== Your instructions ==
Report each line of the data that includes the word "content".

________________

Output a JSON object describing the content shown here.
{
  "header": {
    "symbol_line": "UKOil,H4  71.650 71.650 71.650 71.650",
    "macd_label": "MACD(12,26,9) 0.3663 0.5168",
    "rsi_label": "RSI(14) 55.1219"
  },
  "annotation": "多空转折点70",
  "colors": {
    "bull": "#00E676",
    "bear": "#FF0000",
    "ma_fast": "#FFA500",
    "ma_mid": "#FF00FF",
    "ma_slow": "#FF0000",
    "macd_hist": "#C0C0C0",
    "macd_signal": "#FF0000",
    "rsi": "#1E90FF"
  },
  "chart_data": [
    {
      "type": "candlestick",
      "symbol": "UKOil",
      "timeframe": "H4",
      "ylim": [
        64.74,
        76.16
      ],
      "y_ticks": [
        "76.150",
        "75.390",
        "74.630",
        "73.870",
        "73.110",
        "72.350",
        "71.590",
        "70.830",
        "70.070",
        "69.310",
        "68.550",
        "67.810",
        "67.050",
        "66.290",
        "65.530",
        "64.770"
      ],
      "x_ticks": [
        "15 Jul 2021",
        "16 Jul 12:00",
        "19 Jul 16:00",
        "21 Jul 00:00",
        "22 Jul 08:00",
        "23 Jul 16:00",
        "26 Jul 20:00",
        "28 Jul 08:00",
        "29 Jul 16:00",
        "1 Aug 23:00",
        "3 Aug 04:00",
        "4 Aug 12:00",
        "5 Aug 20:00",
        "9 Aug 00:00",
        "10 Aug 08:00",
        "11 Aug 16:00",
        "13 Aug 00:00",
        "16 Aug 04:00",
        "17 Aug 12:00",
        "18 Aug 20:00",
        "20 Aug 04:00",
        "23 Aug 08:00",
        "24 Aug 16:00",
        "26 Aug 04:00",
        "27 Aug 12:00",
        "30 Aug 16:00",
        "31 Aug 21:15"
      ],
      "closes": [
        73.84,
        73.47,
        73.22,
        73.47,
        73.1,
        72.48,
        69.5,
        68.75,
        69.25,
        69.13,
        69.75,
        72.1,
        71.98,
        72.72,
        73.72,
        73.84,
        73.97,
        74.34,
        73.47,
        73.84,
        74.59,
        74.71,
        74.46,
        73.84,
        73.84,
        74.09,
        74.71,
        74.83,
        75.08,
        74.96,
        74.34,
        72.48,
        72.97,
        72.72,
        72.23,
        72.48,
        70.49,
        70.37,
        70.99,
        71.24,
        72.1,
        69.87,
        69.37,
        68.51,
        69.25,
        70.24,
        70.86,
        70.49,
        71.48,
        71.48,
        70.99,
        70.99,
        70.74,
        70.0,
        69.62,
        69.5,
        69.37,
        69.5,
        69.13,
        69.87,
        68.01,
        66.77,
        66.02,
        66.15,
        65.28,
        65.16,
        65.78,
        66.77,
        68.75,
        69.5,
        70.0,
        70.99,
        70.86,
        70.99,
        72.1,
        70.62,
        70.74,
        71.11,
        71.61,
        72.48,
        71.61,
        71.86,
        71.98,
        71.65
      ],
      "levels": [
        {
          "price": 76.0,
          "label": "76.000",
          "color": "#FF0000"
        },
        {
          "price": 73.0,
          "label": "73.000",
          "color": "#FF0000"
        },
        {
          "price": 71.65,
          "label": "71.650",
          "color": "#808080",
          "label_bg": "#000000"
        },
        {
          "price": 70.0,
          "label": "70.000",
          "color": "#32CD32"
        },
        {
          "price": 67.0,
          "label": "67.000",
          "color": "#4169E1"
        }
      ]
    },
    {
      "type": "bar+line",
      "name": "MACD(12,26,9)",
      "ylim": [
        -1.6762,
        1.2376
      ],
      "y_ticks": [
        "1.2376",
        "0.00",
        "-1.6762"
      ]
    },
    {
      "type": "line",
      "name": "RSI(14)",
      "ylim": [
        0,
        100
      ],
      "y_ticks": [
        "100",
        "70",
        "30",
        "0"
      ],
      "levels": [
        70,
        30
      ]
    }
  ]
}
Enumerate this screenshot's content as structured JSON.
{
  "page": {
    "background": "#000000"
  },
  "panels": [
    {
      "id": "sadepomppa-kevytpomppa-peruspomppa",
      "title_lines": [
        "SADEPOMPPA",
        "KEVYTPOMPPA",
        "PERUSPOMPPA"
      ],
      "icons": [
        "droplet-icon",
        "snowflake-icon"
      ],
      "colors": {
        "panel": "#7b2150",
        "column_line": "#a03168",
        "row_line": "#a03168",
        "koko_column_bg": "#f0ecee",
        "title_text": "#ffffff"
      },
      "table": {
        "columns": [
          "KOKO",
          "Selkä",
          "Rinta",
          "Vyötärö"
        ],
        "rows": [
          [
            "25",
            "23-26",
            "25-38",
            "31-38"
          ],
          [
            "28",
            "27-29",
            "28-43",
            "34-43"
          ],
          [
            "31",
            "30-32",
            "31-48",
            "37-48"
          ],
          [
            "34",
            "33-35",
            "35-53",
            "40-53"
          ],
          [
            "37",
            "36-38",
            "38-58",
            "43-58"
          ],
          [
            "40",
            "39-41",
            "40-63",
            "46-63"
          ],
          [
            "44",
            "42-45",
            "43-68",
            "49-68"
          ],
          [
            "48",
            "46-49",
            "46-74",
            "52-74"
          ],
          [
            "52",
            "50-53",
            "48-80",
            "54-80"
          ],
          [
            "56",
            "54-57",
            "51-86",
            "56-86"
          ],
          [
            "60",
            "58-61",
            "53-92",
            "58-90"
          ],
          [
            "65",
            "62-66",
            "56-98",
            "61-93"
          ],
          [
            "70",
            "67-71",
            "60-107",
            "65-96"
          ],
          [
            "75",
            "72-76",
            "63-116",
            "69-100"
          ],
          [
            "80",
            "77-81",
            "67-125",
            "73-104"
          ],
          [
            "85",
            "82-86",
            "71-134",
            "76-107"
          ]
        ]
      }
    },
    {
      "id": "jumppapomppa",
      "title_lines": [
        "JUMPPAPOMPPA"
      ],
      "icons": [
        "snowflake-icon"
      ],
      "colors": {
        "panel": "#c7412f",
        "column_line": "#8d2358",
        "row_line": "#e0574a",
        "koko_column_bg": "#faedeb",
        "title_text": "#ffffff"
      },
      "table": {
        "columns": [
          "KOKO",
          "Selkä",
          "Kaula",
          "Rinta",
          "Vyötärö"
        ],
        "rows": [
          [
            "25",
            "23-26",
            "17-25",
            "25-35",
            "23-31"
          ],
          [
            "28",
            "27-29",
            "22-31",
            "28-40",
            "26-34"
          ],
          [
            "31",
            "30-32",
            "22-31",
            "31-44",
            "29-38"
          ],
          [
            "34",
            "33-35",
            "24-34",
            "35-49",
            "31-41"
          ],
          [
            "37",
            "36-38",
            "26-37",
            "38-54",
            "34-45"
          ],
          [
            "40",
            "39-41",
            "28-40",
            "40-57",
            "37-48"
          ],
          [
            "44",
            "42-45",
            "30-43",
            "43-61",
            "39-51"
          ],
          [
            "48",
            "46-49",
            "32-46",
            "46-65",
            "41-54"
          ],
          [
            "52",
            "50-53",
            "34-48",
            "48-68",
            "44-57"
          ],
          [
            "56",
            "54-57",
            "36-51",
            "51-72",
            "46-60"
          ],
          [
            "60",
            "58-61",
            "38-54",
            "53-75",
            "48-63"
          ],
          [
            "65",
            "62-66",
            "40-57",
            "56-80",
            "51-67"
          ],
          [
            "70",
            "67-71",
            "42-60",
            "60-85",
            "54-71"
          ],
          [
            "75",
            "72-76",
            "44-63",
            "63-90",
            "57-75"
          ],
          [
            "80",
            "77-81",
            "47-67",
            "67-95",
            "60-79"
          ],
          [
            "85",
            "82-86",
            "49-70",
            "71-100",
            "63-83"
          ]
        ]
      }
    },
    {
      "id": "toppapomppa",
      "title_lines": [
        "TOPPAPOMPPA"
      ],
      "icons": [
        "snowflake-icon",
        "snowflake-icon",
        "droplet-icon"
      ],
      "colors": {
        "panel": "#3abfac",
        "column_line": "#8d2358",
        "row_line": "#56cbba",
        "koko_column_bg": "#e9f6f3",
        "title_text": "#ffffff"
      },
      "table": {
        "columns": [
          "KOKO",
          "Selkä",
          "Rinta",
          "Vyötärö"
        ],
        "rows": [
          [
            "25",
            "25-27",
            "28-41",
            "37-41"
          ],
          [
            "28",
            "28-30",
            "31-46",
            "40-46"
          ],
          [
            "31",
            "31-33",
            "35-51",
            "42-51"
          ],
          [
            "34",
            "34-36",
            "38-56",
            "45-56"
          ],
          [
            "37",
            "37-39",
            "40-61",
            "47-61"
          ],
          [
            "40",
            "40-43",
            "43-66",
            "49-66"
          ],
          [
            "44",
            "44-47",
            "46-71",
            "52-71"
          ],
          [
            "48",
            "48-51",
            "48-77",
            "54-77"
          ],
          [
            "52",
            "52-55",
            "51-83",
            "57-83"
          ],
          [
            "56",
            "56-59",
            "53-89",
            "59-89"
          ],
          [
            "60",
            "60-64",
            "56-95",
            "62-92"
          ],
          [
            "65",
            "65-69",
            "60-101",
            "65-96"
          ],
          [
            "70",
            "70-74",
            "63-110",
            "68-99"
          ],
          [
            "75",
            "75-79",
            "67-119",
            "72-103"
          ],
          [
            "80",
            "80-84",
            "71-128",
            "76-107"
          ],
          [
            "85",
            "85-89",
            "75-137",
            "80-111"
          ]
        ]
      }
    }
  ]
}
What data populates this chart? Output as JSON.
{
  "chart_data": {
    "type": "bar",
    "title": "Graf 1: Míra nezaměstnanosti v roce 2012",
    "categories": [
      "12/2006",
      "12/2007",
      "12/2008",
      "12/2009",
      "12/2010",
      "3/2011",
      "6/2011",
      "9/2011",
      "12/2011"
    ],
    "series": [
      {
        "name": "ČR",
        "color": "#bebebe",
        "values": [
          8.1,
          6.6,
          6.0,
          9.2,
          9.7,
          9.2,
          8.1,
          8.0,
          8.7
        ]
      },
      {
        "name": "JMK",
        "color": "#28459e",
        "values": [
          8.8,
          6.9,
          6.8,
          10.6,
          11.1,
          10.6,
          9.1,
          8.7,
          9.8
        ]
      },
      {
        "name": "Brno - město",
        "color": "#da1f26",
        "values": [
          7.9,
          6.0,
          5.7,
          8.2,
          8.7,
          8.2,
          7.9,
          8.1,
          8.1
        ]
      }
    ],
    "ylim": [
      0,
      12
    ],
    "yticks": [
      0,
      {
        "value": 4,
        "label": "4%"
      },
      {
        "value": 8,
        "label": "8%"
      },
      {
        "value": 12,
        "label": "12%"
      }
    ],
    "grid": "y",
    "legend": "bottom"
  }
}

________________

== Completed task ==
Output a JSON object describing the content shown here.
Enumerate this screenshot's content as structured JSON.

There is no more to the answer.